**AIM:** Your task is to give the data again, exactly, with every line intact.

____ ENTRIES PROVIDED

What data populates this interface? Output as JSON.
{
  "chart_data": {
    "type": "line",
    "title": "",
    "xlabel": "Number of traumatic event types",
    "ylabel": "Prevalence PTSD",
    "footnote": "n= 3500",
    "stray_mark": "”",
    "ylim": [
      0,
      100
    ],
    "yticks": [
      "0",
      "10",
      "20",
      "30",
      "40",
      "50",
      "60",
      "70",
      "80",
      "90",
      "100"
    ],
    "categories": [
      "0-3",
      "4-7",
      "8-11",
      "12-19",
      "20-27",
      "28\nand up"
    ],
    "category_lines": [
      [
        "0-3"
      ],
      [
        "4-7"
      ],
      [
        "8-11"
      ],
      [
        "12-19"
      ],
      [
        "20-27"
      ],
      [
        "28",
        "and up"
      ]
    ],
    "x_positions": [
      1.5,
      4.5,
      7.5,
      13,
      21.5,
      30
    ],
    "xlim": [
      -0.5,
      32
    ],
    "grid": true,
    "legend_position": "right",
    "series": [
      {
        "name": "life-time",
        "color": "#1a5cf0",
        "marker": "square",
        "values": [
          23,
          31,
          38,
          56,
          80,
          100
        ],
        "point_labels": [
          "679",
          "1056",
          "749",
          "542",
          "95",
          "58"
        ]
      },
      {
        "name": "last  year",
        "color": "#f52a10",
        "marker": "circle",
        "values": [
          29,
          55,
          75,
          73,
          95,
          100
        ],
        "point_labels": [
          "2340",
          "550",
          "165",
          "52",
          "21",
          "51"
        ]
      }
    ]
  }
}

________

**ANSWER TO THE PROBLEM:**
What data populates this interface? Output as JSON.
{
  "chart_data": {
    "type": "line",
    "title": "",
    "xlabel": "Number of traumatic event types",
    "ylabel": "Prevalence PTSD",
    "footnote": "n= 3500",
    "stray_mark": "”",
    "ylim": [
      0,
      100
    ],
    "yticks": [
      "0",
      "10",
      "20",
      "30",
      "40",
      "50",
      "60",
      "70",
      "80",
      "90",
      "100"
    ],
    "categories": [
      "0-3",
      "4-7",
      "8-11",
      "12-19",
      "20-27",
      "28\nand up"
    ],
    "category_lines": [
      [
        "0-3"
      ],
      [
        "4-7"
      ],
      [
        "8-11"
      ],
      [
        "12-19"
      ],
      [
        "20-27"
      ],
      [
        "28",
        "and up"
      ]
    ],
    "x_positions": [
      1.5,
      4.5,
      7.5,
      13,
      21.5,
      30
    ],
    "xlim": [
      -0.5,
      32
    ],
    "grid": true,
    "legend_position": "right",
    "series": [
      {
        "name": "life-time",
        "color": "#1a5cf0",
        "marker": "square",
        "values": [
          23,
          31,
          38,
          56,
          80,
          100
        ],
        "point_labels": [
          "679",
          "1056",
          "749",
          "542",
          "95",
          "58"
        ]
      },
      {
        "name": "last  year",
        "color": "#f52a10",
        "marker": "circle",
        "values": [
          29,
          55,
          75,
          73,
          95,
          100
        ],
        "point_labels": [
          "2340",
          "550",
          "165",
          "52",
          "21",
          "51"
        ]
      }
    ]
  }
}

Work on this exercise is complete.